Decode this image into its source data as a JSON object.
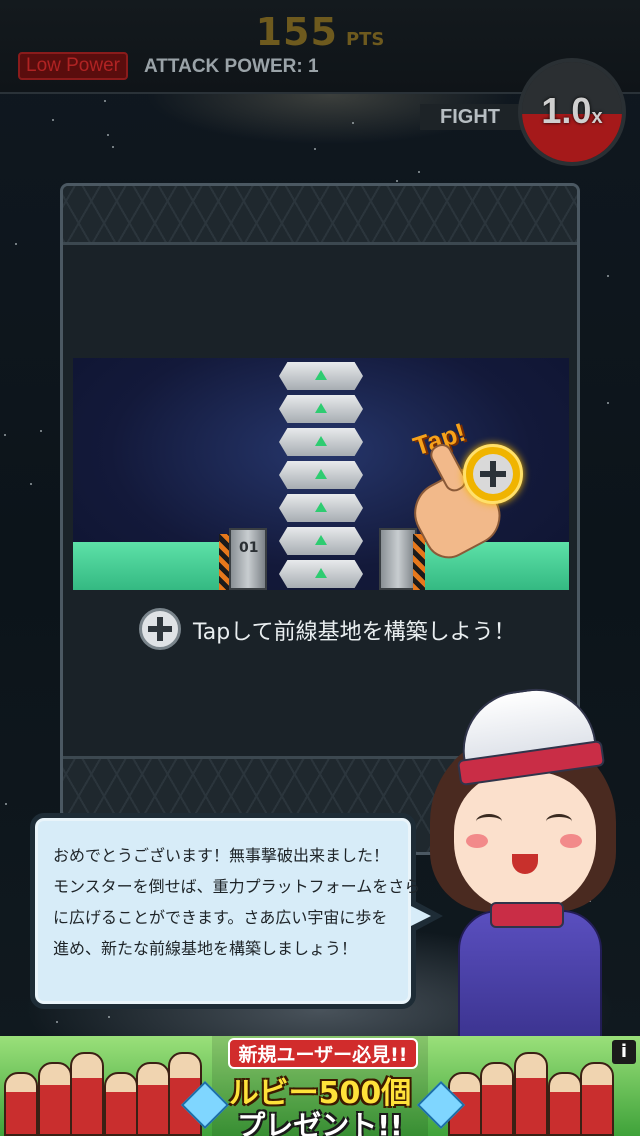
{
  "hud": {
    "score": "155",
    "score_unit": "PTS",
    "low_power_label": "Low Power",
    "attack_power_label": "ATTACK POWER: 1",
    "fight_label": "FIGHT",
    "multiplier": "1.0",
    "multiplier_suffix": "x"
  },
  "tutorial": {
    "tap_label": "Tap!",
    "pillar_label": "01",
    "caption": "Tapして前線基地を構築しよう！"
  },
  "dialog": {
    "lines": [
      "おめでとうございます！無事撃破出来ました！",
      "モンスターを倒せば、重力プラットフォームをさら",
      "に広げることができます。さあ広い宇宙に歩を",
      "進め、新たな前線基地を構築しましょう！"
    ]
  },
  "ad": {
    "line1": "新規ユーザー必見!!",
    "line2": "ルビー500個",
    "line3": "プレゼント!!",
    "info_label": "i"
  },
  "colors": {
    "score": "#6e5a1e",
    "multiplier_fill": "#a5191a",
    "dialog_bg": "#d7ecf8",
    "ground": "#4fd39c"
  }
}
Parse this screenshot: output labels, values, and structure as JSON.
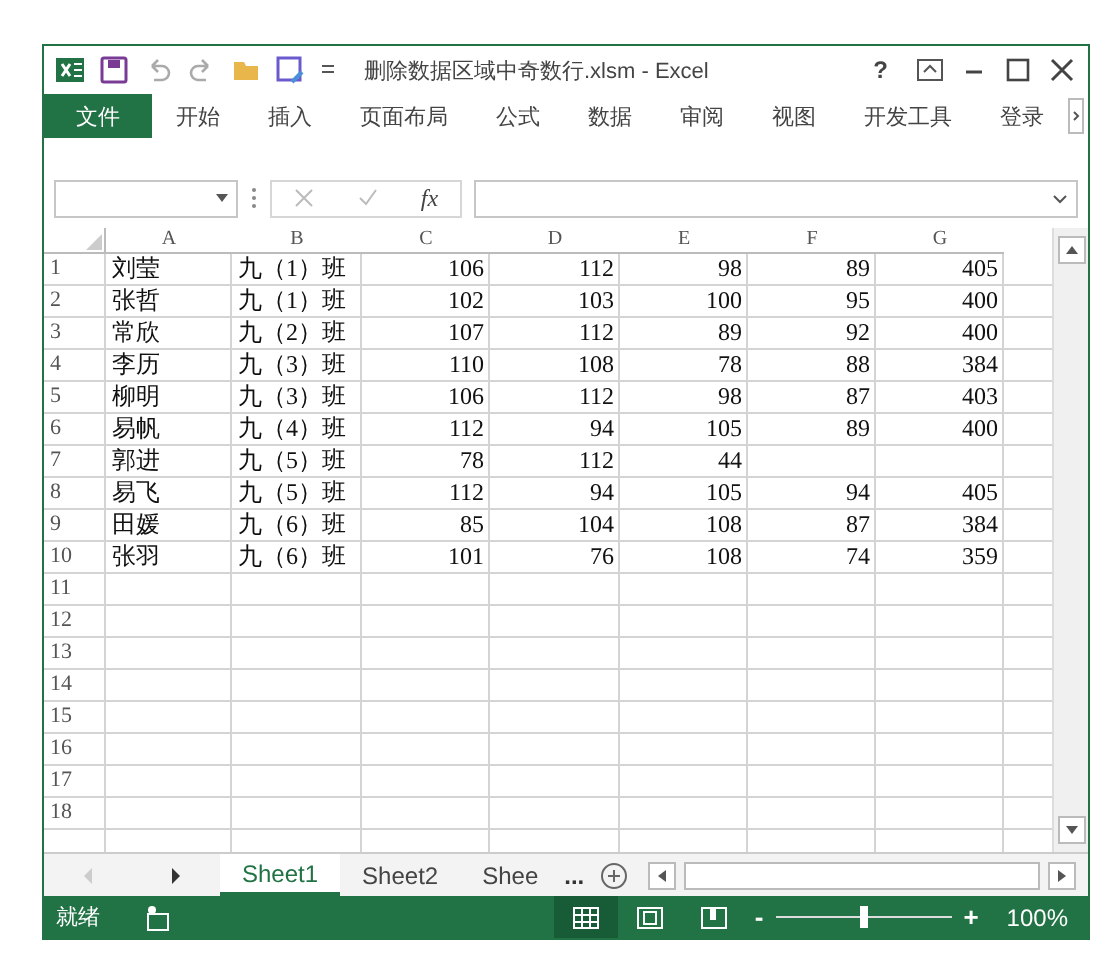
{
  "window": {
    "title": "删除数据区域中奇数行.xlsm - Excel",
    "help": "?"
  },
  "ribbon_tabs": [
    {
      "label": "文件",
      "kind": "file",
      "selected": true
    },
    {
      "label": "开始",
      "kind": "tab",
      "selected": false
    },
    {
      "label": "插入",
      "kind": "tab",
      "selected": false
    },
    {
      "label": "页面布局",
      "kind": "tab",
      "selected": false
    },
    {
      "label": "公式",
      "kind": "tab",
      "selected": false
    },
    {
      "label": "数据",
      "kind": "tab",
      "selected": false
    },
    {
      "label": "审阅",
      "kind": "tab",
      "selected": false
    },
    {
      "label": "视图",
      "kind": "tab",
      "selected": false
    },
    {
      "label": "开发工具",
      "kind": "tab",
      "selected": false
    },
    {
      "label": "登录",
      "kind": "tab",
      "selected": false
    }
  ],
  "formula_bar": {
    "function_label": "fx"
  },
  "sheet": {
    "columns": [
      "A",
      "B",
      "C",
      "D",
      "E",
      "F",
      "G"
    ],
    "rows": [
      {
        "number": "1",
        "cells": [
          "刘莹",
          "九（1）班",
          "106",
          "112",
          "98",
          "89",
          "405"
        ]
      },
      {
        "number": "2",
        "cells": [
          "张哲",
          "九（1）班",
          "102",
          "103",
          "100",
          "95",
          "400"
        ]
      },
      {
        "number": "3",
        "cells": [
          "常欣",
          "九（2）班",
          "107",
          "112",
          "89",
          "92",
          "400"
        ]
      },
      {
        "number": "4",
        "cells": [
          "李历",
          "九（3）班",
          "110",
          "108",
          "78",
          "88",
          "384"
        ]
      },
      {
        "number": "5",
        "cells": [
          "柳明",
          "九（3）班",
          "106",
          "112",
          "98",
          "87",
          "403"
        ]
      },
      {
        "number": "6",
        "cells": [
          "易帆",
          "九（4）班",
          "112",
          "94",
          "105",
          "89",
          "400"
        ]
      },
      {
        "number": "7",
        "cells": [
          "郭进",
          "九（5）班",
          "78",
          "112",
          "44"
        ]
      },
      {
        "number": "8",
        "cells": [
          "易飞",
          "九（5）班",
          "112",
          "94",
          "105",
          "94",
          "405"
        ]
      },
      {
        "number": "9",
        "cells": [
          "田媛",
          "九（6）班",
          "85",
          "104",
          "108",
          "87",
          "384"
        ]
      },
      {
        "number": "10",
        "cells": [
          "张羽",
          "九（6）班",
          "101",
          "76",
          "108",
          "74",
          "359"
        ]
      },
      {
        "number": "11",
        "cells": []
      },
      {
        "number": "12",
        "cells": []
      },
      {
        "number": "13",
        "cells": []
      },
      {
        "number": "14",
        "cells": []
      },
      {
        "number": "15",
        "cells": []
      },
      {
        "number": "16",
        "cells": []
      },
      {
        "number": "17",
        "cells": []
      },
      {
        "number": "18",
        "cells": []
      }
    ]
  },
  "sheet_tabs": [
    {
      "label": "Sheet1",
      "selected": true
    },
    {
      "label": "Sheet2",
      "selected": false
    },
    {
      "label": "Shee",
      "selected": false
    }
  ],
  "more_sheets": "...",
  "status_bar": {
    "status": "就绪",
    "views": [
      {
        "kind": "normal",
        "selected": true
      },
      {
        "kind": "layout",
        "selected": false
      },
      {
        "kind": "break",
        "selected": false
      }
    ],
    "zoom_slider": {
      "level": 0.5
    },
    "zoom": "100%",
    "minus": "-",
    "plus": "+"
  }
}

(What the exercise asks): Across all the entries, count the lines that contain the word "this" and give the number by itself.

(Correct response): 2